- _Given request_: Rewrite the material from its start through the line that contains "word-ouverture: ouverture bbox=[178, 126, 208, 246]", inclusive, changing "coopération" to "collaboration" and leaving everything else as it stands.

# START OF Record excerpts

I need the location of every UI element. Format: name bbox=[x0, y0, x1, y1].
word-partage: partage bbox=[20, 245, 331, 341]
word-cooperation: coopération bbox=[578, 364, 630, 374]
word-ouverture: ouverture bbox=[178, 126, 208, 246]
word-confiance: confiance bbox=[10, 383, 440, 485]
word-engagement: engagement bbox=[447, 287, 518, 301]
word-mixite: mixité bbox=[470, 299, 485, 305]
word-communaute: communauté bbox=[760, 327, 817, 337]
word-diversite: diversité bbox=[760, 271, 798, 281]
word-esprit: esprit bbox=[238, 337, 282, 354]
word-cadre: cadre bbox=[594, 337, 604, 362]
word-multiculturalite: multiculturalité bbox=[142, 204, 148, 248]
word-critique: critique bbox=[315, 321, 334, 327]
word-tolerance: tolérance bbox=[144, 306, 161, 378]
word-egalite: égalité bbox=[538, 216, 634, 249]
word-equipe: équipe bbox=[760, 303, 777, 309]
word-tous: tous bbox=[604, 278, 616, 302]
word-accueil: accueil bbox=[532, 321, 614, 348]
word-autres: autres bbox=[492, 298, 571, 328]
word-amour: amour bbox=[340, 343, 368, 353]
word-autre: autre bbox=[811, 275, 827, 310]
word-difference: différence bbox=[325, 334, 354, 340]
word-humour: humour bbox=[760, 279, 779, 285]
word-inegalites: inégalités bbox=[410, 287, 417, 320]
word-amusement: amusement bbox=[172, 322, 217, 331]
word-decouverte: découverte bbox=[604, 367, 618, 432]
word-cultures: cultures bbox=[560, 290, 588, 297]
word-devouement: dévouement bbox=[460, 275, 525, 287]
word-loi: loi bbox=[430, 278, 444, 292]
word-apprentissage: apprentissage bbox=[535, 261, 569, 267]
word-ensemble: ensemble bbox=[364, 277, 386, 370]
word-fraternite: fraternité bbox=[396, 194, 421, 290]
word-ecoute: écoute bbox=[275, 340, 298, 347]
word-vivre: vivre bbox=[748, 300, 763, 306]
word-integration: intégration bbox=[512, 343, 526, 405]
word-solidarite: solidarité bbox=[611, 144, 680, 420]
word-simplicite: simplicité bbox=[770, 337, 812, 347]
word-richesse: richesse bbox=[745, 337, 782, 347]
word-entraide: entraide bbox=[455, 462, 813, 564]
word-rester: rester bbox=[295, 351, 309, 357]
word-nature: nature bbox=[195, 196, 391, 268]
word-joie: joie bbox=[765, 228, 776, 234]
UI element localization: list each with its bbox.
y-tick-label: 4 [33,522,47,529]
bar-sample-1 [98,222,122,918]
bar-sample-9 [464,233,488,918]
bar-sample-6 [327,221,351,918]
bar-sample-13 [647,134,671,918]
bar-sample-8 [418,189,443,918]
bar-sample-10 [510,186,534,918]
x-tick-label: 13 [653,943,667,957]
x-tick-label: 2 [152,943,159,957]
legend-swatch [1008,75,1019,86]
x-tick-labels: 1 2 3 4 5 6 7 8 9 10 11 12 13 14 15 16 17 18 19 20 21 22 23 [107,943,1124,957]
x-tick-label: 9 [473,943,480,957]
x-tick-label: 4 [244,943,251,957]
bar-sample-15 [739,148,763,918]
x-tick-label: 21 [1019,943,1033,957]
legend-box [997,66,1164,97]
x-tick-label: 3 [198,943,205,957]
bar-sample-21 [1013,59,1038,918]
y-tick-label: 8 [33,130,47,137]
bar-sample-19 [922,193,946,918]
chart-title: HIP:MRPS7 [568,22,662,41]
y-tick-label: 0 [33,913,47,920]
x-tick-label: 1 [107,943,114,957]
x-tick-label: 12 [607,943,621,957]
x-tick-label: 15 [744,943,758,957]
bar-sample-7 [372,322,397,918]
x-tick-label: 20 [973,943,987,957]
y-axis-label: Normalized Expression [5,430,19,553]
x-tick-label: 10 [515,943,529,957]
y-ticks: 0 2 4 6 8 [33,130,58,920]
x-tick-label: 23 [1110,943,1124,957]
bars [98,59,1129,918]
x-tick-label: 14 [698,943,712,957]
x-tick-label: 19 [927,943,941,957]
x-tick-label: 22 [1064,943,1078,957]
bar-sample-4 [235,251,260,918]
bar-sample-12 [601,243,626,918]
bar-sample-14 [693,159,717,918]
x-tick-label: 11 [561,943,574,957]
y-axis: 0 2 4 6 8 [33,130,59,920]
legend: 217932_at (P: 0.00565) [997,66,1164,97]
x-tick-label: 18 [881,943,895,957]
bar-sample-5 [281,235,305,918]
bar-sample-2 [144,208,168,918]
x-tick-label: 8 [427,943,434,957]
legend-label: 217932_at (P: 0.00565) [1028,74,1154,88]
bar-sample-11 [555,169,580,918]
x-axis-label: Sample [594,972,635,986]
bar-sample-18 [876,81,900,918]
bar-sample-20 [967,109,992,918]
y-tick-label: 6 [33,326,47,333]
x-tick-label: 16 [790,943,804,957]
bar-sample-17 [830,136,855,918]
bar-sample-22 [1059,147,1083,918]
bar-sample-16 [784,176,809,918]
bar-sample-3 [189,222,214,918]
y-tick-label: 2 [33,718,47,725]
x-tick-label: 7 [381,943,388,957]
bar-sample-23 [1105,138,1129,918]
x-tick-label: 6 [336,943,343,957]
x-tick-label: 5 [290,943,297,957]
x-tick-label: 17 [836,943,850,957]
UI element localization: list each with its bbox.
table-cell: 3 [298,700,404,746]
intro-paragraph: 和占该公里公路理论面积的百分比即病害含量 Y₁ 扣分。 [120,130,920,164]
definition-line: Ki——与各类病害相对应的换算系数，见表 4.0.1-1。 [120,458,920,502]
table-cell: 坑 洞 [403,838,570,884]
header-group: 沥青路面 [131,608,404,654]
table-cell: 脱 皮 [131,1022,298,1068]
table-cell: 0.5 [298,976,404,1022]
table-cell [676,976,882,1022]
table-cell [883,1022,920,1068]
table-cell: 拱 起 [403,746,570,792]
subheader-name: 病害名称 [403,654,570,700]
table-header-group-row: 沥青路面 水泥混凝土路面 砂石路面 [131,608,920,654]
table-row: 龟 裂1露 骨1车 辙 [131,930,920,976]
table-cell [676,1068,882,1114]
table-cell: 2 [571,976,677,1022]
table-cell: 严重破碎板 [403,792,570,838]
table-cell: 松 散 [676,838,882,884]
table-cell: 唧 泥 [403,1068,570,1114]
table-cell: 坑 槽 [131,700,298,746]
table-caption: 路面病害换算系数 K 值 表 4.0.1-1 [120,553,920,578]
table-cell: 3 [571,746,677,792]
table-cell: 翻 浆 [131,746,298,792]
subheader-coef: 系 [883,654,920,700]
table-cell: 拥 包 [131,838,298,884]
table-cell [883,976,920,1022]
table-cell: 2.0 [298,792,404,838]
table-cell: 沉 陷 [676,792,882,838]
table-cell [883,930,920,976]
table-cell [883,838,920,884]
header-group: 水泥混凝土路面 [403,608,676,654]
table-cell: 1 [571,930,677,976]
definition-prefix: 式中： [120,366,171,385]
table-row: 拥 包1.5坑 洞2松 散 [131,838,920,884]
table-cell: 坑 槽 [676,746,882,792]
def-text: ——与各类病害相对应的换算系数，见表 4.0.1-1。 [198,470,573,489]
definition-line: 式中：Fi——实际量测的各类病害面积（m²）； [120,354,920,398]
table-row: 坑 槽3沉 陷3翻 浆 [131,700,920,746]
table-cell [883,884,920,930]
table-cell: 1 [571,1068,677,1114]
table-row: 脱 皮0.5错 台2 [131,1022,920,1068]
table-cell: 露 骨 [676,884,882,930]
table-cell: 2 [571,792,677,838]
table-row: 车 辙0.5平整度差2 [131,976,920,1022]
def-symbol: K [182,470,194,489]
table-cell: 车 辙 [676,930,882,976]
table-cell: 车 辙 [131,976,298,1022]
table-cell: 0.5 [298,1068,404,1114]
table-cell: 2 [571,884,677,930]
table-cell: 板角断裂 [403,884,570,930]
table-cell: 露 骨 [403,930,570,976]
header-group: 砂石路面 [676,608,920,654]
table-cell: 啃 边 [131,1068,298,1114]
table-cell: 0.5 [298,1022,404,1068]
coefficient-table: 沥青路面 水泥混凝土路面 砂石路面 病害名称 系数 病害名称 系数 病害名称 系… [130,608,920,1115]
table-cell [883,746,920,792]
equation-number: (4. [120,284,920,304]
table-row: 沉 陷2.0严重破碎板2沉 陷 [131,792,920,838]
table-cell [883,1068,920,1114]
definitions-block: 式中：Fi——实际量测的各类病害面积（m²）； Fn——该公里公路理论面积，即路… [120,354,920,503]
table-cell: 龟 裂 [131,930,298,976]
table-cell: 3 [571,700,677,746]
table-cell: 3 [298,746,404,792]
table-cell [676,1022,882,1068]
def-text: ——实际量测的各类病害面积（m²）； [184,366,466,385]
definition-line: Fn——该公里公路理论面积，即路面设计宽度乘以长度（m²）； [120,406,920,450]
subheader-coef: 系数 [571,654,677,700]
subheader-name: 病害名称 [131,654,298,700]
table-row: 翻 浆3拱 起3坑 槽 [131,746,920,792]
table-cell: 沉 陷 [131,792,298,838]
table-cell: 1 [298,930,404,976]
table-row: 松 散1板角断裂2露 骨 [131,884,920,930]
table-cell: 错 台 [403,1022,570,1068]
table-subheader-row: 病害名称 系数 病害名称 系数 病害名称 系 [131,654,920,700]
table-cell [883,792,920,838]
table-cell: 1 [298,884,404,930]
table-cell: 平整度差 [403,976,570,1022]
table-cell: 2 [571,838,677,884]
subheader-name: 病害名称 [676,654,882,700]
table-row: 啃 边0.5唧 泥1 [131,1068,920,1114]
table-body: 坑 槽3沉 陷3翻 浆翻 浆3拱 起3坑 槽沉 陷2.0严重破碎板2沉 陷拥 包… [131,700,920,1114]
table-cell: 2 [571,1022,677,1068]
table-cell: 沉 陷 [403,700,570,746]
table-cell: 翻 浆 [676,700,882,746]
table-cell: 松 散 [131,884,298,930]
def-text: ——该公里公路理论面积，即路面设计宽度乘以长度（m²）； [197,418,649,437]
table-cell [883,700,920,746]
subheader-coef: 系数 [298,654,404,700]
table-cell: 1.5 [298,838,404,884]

# END OF Record excerpts

- _Result_:
I need the location of every UI element. Format: name bbox=[x0, y0, x1, y1].
word-partage: partage bbox=[20, 245, 331, 341]
word-cooperation: collaboration bbox=[578, 364, 630, 374]
word-ouverture: ouverture bbox=[178, 126, 208, 246]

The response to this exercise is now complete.